═════ MATERIAL PROVIDED
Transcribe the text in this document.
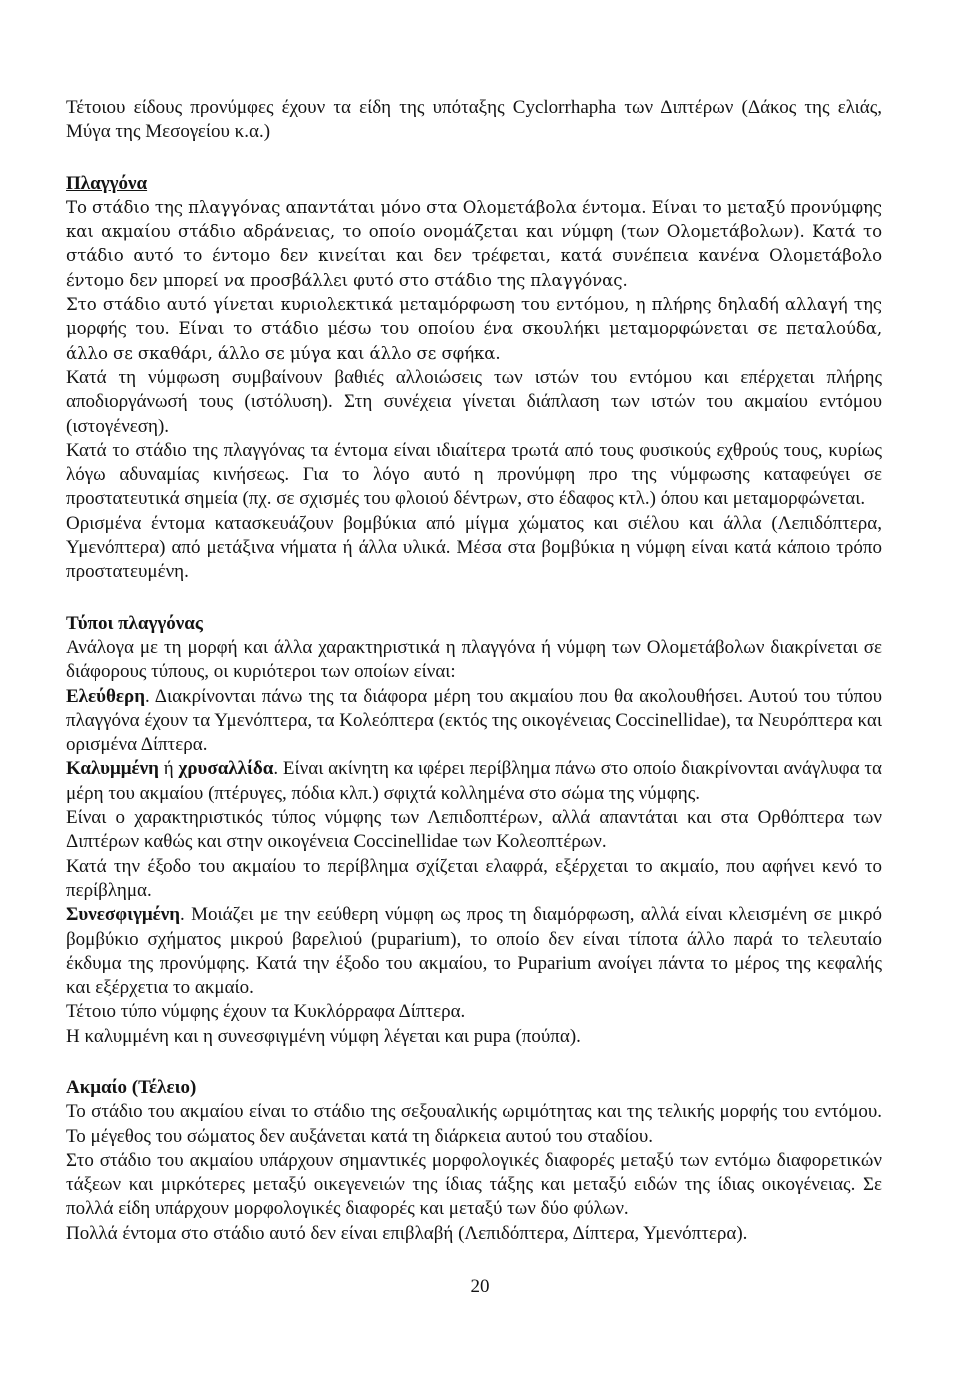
Τέτοιου είδους προνύμφες έχουν τα είδη της υπόταξης Cyclorrhapha των Διπτέρων (Δάκος της ελιάς, Μύγα της Μεσογείου κ.α.)

Πλαγγόνα

Το στάδιο της πλαγγόνας απαντάται μόνο στα Ολομετάβολα έντομα. Είναι το μεταξύ προνύμφης και ακμαίου στάδιο αδράνειας, το οποίο ονομάζεται και νύμφη (των Ολομετάβολων). Κατά το στάδιο αυτό το έντομο δεν κινείται και δεν τρέφεται, κατά συνέπεια κανένα Ολομετάβολο έντομο δεν μπορεί να προσβάλλει φυτό στο στάδιο της πλαγγόνας.

Στο στάδιο αυτό γίνεται κυριολεκτικά μεταμόρφωση του εντόμου, η πλήρης δηλαδή αλλαγή της μορφής του. Είναι το στάδιο μέσω του οποίου ένα σκουλήκι μεταμορφώνεται σε πεταλούδα, άλλο σε σκαθάρι, άλλο σε μύγα και άλλο σε σφήκα.

Κατά τη νύμφωση συμβαίνουν βαθιές αλλοιώσεις των ιστών του εντόμου και επέρχεται πλήρης αποδιοργάνωσή τους (ιστόλυση). Στη συνέχεια γίνεται διάπλαση των ιστών του ακμαίου εντόμου (ιστογένεση).

Κατά το στάδιο της πλαγγόνας τα έντομα είναι ιδιαίτερα τρωτά από τους φυσικούς εχθρούς τους, κυρίως λόγω αδυναμίας κινήσεως. Για το λόγο αυτό η προνύμφη προ της νύμφωσης καταφεύγει σε προστατευτικά σημεία (πχ. σε σχισμές του φλοιού δέντρων, στο έδαφος κτλ.) όπου και μεταμορφώνεται.

Ορισμένα έντομα κατασκευάζουν βομβύκια από μίγμα χώματος και σιέλου και άλλα (Λεπιδόπτερα, Υμενόπτερα) από μετάξινα νήματα ή άλλα υλικά. Μέσα στα βομβύκια η νύμφη είναι κατά κάποιο τρόπο προστατευμένη.

Τύποι πλαγγόνας

Ανάλογα με τη μορφή και άλλα χαρακτηριστικά η πλαγγόνα ή νύμφη των Ολομετάβολων διακρίνεται σε διάφορους τύπους, οι κυριότεροι των οποίων είναι:

Ελεύθερη. Διακρίνονται πάνω της τα διάφορα μέρη του ακμαίου που θα ακολουθήσει. Αυτού του τύπου πλαγγόνα έχουν τα Υμενόπτερα, τα Κολεόπτερα (εκτός της οικογένειας Coccinellidae), τα Νευρόπτερα και ορισμένα Δίπτερα.

Καλυμμένη ή χρυσαλλίδα. Είναι ακίνητη κα ιφέρει περίβλημα πάνω στο οποίο διακρίνονται ανάγλυφα τα μέρη του ακμαίου (πτέρυγες, πόδια κλπ.) σφιχτά κολλημένα στο σώμα της νύμφης.

Είναι ο χαρακτηριστικός τύπος νύμφης των Λεπιδοπτέρων, αλλά απαντάται και στα Ορθόπτερα των Διπτέρων καθώς και στην οικογένεια Coccinellidae των Κολεοπτέρων.

Κατά την έξοδο του ακμαίου το περίβλημα σχίζεται ελαφρά, εξέρχεται το ακμαίο, που αφήνει κενό το περίβλημα.

Συνεσφιγμένη. Μοιάζει με την εεύθερη νύμφη ως προς τη διαμόρφωση, αλλά είναι κλεισμένη σε μικρό βομβύκιο σχήματος μικρού βαρελιού (puparium), το οποίο δεν είναι τίποτα άλλο παρά το τελευταίο έκδυμα της προνύμφης. Κατά την έξοδο του ακμαίου, το Puparium ανοίγει πάντα το μέρος της κεφαλής και εξέρχετια το ακμαίο.

Τέτοιο τύπο νύμφης έχουν τα Κυκλόρραφα Δίπτερα.

Η καλυμμένη και η συνεσφιγμένη νύμφη λέγεται και pupa (πούπα).

Ακμαίο (Τέλειο)

Το στάδιο του ακμαίου είναι το στάδιο της σεξουαλικής ωριμότητας και της τελικής μορφής του εντόμου. Το μέγεθος του σώματος δεν αυξάνεται κατά τη διάρκεια αυτού του σταδίου.

Στο στάδιο του ακμαίου υπάρχουν σημαντικές μορφολογικές διαφορές μεταξύ των εντόμω διαφορετικών τάξεων και μιρκότερες μεταξύ οικεγενειών της ίδιας τάξης και μεταξύ ειδών της ίδιας οικογένειας. Σε πολλά είδη υπάρχουν μορφολογικές διαφορές και μεταξύ των δύο φύλων.

Πολλά έντομα στο στάδιο αυτό δεν είναι επιβλαβή (Λεπιδόπτερα, Δίπτερα, Υμενόπτερα).

20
══════════
In your copy, repeat each record exactly and include no pictures.

Transcribe the text in this document.
Τέτοιου είδους προνύμφες έχουν τα είδη της υπόταξης Cyclorrhapha των Διπτέρων (Δάκος της ελιάς, Μύγα της Μεσογείου κ.α.)

Πλαγγόνα

Το στάδιο της πλαγγόνας απαντάται μόνο στα Ολομετάβολα έντομα. Είναι το μεταξύ προνύμφης και ακμαίου στάδιο αδράνειας, το οποίο ονομάζεται και νύμφη (των Ολομετάβολων). Κατά το στάδιο αυτό το έντομο δεν κινείται και δεν τρέφεται, κατά συνέπεια κανένα Ολομετάβολο έντομο δεν μπορεί να προσβάλλει φυτό στο στάδιο της πλαγγόνας.

Στο στάδιο αυτό γίνεται κυριολεκτικά μεταμόρφωση του εντόμου, η πλήρης δηλαδή αλλαγή της μορφής του. Είναι το στάδιο μέσω του οποίου ένα σκουλήκι μεταμορφώνεται σε πεταλούδα, άλλο σε σκαθάρι, άλλο σε μύγα και άλλο σε σφήκα.

Κατά τη νύμφωση συμβαίνουν βαθιές αλλοιώσεις των ιστών του εντόμου και επέρχεται πλήρης αποδιοργάνωσή τους (ιστόλυση). Στη συνέχεια γίνεται διάπλαση των ιστών του ακμαίου εντόμου (ιστογένεση).

Κατά το στάδιο της πλαγγόνας τα έντομα είναι ιδιαίτερα τρωτά από τους φυσικούς εχθρούς τους, κυρίως λόγω αδυναμίας κινήσεως. Για το λόγο αυτό η προνύμφη προ της νύμφωσης καταφεύγει σε προστατευτικά σημεία (πχ. σε σχισμές του φλοιού δέντρων, στο έδαφος κτλ.) όπου και μεταμορφώνεται.

Ορισμένα έντομα κατασκευάζουν βομβύκια από μίγμα χώματος και σιέλου και άλλα (Λεπιδόπτερα, Υμενόπτερα) από μετάξινα νήματα ή άλλα υλικά. Μέσα στα βομβύκια η νύμφη είναι κατά κάποιο τρόπο προστατευμένη.

Τύποι πλαγγόνας

Ανάλογα με τη μορφή και άλλα χαρακτηριστικά η πλαγγόνα ή νύμφη των Ολομετάβολων διακρίνεται σε διάφορους τύπους, οι κυριότεροι των οποίων είναι:

Ελεύθερη. Διακρίνονται πάνω της τα διάφορα μέρη του ακμαίου που θα ακολουθήσει. Αυτού του τύπου πλαγγόνα έχουν τα Υμενόπτερα, τα Κολεόπτερα (εκτός της οικογένειας Coccinellidae), τα Νευρόπτερα και ορισμένα Δίπτερα.

Καλυμμένη ή χρυσαλλίδα. Είναι ακίνητη κα ιφέρει περίβλημα πάνω στο οποίο διακρίνονται ανάγλυφα τα μέρη του ακμαίου (πτέρυγες, πόδια κλπ.) σφιχτά κολλημένα στο σώμα της νύμφης.

Είναι ο χαρακτηριστικός τύπος νύμφης των Λεπιδοπτέρων, αλλά απαντάται και στα Ορθόπτερα των Διπτέρων καθώς και στην οικογένεια Coccinellidae των Κολεοπτέρων.

Κατά την έξοδο του ακμαίου το περίβλημα σχίζεται ελαφρά, εξέρχεται το ακμαίο, που αφήνει κενό το περίβλημα.

Συνεσφιγμένη. Μοιάζει με την εεύθερη νύμφη ως προς τη διαμόρφωση, αλλά είναι κλεισμένη σε μικρό βομβύκιο σχήματος μικρού βαρελιού (puparium), το οποίο δεν είναι τίποτα άλλο παρά το τελευταίο έκδυμα της προνύμφης. Κατά την έξοδο του ακμαίου, το Puparium ανοίγει πάντα το μέρος της κεφαλής και εξέρχετια το ακμαίο.

Τέτοιο τύπο νύμφης έχουν τα Κυκλόρραφα Δίπτερα.

Η καλυμμένη και η συνεσφιγμένη νύμφη λέγεται και pupa (πούπα).

Ακμαίο (Τέλειο)

Το στάδιο του ακμαίου είναι το στάδιο της σεξουαλικής ωριμότητας και της τελικής μορφής του εντόμου. Το μέγεθος του σώματος δεν αυξάνεται κατά τη διάρκεια αυτού του σταδίου.

Στο στάδιο του ακμαίου υπάρχουν σημαντικές μορφολογικές διαφορές μεταξύ των εντόμω διαφορετικών τάξεων και μιρκότερες μεταξύ οικεγενειών της ίδιας τάξης και μεταξύ ειδών της ίδιας οικογένειας. Σε πολλά είδη υπάρχουν μορφολογικές διαφορές και μεταξύ των δύο φύλων.

Πολλά έντομα στο στάδιο αυτό δεν είναι επιβλαβή (Λεπιδόπτερα, Δίπτερα, Υμενόπτερα).

20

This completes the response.